• PROBLEM TO WORK ON: Provide the number of lines where the word "signal" occurs, and no other text.

** START OF DATA RECORDS **

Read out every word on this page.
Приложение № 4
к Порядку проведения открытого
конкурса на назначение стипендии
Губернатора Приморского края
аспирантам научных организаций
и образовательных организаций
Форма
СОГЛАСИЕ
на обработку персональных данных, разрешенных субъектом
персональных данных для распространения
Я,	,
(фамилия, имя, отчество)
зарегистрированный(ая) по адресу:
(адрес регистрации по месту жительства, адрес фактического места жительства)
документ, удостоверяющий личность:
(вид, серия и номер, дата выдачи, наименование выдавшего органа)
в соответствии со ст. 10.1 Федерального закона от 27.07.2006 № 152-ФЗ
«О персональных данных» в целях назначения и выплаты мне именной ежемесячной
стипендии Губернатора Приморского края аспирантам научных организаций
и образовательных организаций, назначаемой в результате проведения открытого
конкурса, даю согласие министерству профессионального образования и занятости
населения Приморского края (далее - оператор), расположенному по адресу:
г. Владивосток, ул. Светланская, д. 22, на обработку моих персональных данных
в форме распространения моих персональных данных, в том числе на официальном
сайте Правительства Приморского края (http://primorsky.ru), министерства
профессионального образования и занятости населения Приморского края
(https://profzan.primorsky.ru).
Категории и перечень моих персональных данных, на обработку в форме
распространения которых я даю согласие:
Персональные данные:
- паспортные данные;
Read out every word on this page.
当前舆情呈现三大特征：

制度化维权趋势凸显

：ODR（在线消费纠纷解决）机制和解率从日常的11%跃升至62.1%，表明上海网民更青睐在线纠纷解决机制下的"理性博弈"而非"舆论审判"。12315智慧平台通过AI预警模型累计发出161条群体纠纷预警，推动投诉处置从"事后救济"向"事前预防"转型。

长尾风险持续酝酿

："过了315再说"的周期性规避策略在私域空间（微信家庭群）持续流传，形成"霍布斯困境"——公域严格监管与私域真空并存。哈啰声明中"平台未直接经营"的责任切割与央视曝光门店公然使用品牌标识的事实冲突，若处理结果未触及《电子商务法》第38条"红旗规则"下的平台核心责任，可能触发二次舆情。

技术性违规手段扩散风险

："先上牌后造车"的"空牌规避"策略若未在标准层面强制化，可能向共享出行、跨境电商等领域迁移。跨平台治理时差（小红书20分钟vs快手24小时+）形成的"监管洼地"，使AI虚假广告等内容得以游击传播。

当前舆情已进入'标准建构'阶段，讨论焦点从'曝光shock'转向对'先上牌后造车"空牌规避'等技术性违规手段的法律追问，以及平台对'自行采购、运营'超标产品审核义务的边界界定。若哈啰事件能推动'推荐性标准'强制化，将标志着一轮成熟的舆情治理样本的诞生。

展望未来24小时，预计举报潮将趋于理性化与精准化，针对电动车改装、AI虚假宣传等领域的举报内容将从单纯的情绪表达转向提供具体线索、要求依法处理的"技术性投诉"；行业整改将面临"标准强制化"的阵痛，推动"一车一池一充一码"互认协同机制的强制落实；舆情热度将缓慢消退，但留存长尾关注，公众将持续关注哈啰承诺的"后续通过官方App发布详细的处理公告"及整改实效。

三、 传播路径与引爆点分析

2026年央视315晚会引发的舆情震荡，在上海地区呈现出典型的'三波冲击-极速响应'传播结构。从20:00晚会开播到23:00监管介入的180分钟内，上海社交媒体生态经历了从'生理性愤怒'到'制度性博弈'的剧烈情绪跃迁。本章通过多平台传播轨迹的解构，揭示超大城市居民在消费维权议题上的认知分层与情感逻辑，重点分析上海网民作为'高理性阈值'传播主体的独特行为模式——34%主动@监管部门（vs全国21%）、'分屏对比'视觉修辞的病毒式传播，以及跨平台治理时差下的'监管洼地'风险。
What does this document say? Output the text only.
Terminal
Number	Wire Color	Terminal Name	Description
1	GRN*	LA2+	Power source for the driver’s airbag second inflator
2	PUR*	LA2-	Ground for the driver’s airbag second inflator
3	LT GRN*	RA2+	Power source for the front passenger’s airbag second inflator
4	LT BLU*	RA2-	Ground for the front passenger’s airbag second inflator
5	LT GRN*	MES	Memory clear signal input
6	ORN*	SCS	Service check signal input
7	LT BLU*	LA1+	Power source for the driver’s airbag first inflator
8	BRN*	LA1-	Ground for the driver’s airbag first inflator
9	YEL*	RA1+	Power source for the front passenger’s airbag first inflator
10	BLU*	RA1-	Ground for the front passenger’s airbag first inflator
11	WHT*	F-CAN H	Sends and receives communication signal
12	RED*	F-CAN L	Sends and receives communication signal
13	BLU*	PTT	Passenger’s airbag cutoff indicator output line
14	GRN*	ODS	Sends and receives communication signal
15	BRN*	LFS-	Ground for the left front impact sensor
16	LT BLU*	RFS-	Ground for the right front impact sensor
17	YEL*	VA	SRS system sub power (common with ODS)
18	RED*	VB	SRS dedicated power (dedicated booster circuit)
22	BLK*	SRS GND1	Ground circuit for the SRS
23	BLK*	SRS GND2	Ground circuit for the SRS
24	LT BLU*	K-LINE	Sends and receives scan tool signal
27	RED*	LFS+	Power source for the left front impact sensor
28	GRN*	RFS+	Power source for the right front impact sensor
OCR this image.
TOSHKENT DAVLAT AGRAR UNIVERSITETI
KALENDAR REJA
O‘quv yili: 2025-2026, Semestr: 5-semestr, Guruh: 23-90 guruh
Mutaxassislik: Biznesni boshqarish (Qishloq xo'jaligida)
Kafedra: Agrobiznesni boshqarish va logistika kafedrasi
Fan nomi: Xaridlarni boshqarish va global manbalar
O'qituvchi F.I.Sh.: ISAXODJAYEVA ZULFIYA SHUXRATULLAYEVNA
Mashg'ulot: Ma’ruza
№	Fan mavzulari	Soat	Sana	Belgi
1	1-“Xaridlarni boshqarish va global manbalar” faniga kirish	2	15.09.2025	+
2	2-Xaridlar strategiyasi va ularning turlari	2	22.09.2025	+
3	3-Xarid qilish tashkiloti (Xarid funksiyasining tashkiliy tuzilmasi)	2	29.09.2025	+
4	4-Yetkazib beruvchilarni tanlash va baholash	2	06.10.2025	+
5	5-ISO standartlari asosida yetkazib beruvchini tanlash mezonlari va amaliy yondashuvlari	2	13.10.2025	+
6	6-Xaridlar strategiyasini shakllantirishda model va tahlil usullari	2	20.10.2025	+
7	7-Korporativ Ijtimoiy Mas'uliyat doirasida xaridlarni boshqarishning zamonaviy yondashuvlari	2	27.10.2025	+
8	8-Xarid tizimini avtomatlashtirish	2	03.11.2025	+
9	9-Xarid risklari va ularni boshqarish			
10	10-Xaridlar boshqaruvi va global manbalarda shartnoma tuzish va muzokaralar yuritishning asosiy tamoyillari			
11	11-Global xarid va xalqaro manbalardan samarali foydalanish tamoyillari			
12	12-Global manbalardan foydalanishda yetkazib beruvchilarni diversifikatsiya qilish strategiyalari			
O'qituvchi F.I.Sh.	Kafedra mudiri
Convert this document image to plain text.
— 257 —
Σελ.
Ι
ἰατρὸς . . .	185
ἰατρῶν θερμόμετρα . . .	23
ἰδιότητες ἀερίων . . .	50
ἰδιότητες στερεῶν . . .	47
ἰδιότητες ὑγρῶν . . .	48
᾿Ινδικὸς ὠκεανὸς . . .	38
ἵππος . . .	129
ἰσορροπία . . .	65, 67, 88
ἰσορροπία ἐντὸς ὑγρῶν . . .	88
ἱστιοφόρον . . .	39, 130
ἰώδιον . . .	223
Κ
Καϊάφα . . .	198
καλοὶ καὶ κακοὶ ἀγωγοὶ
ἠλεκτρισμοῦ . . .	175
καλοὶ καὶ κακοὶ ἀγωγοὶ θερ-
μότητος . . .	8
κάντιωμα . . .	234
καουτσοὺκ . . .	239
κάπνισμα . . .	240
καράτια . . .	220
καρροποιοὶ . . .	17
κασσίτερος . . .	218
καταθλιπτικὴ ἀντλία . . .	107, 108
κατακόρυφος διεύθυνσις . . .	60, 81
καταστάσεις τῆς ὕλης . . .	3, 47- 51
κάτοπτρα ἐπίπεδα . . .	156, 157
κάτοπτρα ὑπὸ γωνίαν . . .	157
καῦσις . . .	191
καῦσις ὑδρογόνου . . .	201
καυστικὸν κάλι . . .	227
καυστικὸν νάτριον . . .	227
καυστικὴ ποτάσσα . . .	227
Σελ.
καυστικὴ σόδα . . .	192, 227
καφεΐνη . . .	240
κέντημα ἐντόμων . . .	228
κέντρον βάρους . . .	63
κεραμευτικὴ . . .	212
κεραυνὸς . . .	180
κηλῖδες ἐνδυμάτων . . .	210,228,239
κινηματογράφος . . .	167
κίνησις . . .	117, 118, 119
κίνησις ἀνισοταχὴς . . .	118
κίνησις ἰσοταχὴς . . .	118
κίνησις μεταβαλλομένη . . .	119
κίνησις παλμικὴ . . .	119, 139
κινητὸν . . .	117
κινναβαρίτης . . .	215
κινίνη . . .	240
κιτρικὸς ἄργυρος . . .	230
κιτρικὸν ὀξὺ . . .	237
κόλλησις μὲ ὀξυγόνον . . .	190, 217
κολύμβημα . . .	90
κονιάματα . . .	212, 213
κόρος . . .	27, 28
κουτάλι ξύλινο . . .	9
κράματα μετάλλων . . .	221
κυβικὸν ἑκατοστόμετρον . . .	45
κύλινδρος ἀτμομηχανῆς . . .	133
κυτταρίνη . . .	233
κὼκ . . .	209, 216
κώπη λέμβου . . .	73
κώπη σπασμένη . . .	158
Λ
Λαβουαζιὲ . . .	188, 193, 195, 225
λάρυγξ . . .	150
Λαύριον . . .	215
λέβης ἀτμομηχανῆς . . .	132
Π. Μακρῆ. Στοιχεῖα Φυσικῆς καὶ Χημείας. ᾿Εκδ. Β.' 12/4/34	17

** END OF DATA RECORDS **

• RESULT OF THE TASK: 6